--- start GIVEN DATA ---
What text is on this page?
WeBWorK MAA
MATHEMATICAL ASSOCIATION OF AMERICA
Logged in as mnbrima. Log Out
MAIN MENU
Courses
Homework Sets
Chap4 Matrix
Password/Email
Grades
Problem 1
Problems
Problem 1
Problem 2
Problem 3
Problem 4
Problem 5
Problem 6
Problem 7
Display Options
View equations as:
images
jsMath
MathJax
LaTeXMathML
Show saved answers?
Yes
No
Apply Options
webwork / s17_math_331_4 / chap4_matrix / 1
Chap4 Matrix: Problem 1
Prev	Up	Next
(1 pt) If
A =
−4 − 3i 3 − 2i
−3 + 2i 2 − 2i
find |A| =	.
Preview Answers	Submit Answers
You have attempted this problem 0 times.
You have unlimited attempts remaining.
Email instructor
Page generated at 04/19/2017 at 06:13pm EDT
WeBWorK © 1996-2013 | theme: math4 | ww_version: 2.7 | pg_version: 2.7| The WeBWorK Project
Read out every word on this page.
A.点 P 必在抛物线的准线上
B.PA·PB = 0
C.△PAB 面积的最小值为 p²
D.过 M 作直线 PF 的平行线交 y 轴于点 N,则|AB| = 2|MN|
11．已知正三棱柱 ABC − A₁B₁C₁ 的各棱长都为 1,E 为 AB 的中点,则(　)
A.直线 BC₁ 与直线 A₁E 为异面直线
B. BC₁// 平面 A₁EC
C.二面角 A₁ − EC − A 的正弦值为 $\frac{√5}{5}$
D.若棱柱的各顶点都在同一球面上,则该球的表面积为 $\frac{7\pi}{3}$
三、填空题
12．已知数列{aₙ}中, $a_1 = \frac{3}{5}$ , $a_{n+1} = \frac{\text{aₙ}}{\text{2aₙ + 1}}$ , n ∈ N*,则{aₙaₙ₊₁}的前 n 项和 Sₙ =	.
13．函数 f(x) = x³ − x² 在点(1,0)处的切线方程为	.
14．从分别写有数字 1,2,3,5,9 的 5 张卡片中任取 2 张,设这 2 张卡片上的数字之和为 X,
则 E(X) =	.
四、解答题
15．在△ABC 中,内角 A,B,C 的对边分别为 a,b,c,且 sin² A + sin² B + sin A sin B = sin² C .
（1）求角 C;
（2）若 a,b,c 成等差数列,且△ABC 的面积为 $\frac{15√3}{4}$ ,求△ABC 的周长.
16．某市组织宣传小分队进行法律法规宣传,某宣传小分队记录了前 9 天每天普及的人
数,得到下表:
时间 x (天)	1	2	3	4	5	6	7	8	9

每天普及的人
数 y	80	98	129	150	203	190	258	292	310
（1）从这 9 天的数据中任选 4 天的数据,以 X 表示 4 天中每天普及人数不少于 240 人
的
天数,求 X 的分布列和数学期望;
--- end GIVEN DATA ---
--- start GIVEN DATA ---
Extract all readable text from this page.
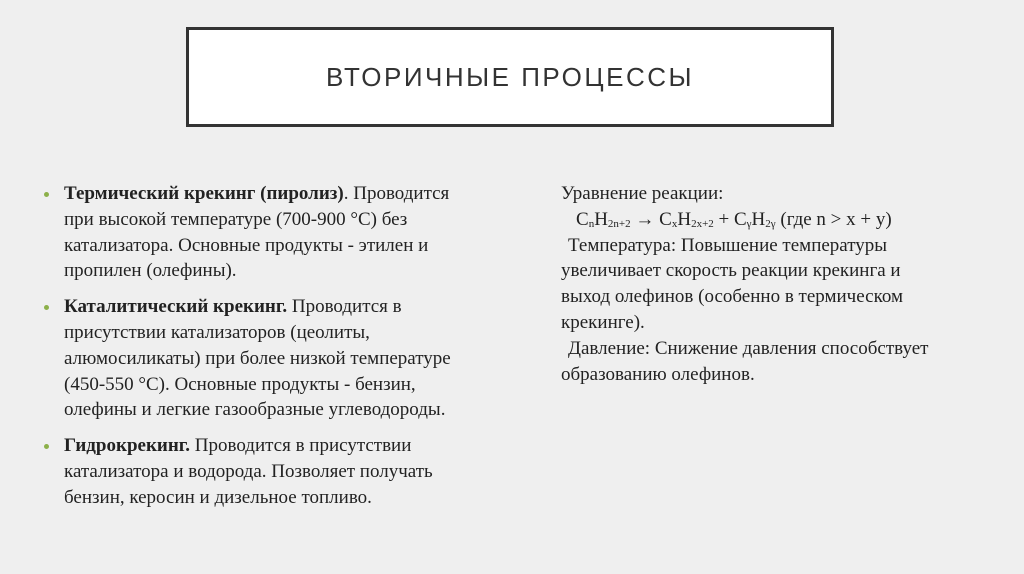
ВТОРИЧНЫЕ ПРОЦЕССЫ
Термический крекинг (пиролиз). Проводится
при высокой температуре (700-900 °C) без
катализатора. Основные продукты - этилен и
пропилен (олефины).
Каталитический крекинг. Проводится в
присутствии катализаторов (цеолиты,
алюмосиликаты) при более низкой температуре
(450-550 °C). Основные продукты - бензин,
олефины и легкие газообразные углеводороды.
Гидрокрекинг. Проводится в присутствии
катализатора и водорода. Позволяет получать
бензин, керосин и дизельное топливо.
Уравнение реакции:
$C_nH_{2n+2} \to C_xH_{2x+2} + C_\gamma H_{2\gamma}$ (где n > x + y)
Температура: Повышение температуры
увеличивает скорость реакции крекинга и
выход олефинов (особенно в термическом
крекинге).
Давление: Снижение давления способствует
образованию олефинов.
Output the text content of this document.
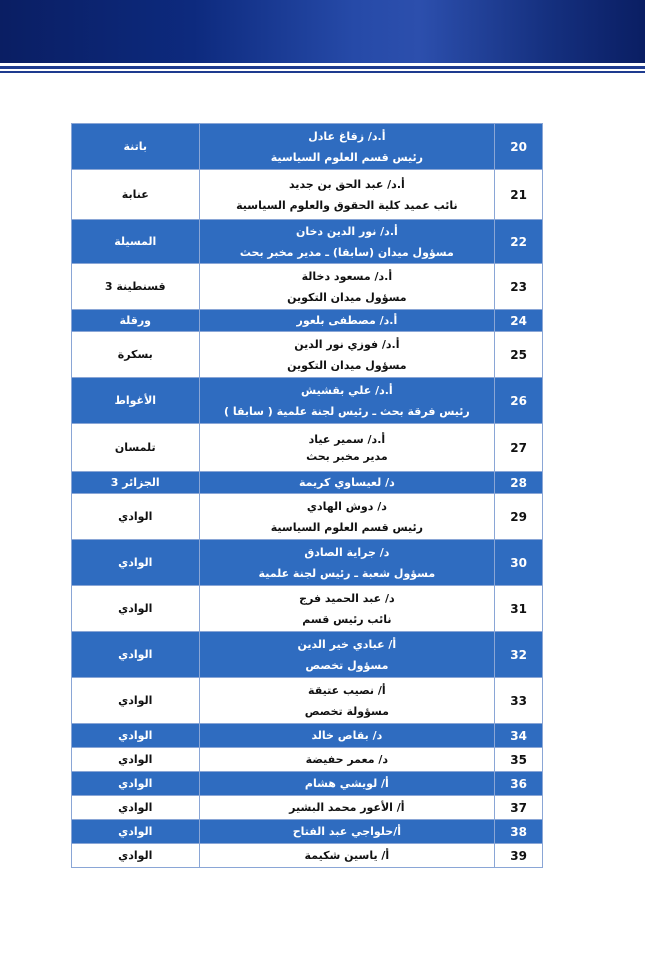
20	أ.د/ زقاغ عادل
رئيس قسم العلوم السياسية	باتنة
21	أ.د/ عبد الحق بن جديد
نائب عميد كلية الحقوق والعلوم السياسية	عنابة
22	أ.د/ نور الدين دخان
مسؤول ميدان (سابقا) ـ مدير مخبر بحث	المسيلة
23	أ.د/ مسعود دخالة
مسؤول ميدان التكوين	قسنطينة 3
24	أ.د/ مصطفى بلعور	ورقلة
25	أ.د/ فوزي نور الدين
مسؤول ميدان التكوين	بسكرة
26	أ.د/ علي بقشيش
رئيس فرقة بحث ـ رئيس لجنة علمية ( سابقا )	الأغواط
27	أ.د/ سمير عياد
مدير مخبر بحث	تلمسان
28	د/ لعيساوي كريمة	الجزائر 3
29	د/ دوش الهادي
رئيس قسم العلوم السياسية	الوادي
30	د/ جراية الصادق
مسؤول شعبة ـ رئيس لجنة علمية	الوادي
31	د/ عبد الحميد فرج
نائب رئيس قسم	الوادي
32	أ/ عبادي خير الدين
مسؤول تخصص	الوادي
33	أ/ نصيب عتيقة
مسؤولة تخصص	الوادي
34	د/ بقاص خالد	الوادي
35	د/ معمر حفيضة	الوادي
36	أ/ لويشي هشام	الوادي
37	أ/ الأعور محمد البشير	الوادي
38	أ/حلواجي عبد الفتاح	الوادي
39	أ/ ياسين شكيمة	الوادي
--- end GIVEN DATA ---
[THE TASK]
Collect from the data above every line that includes "олефинов".

[ANSWER TO THE TASK]
выход олефинов (особенно в термическом
образованию олефинов.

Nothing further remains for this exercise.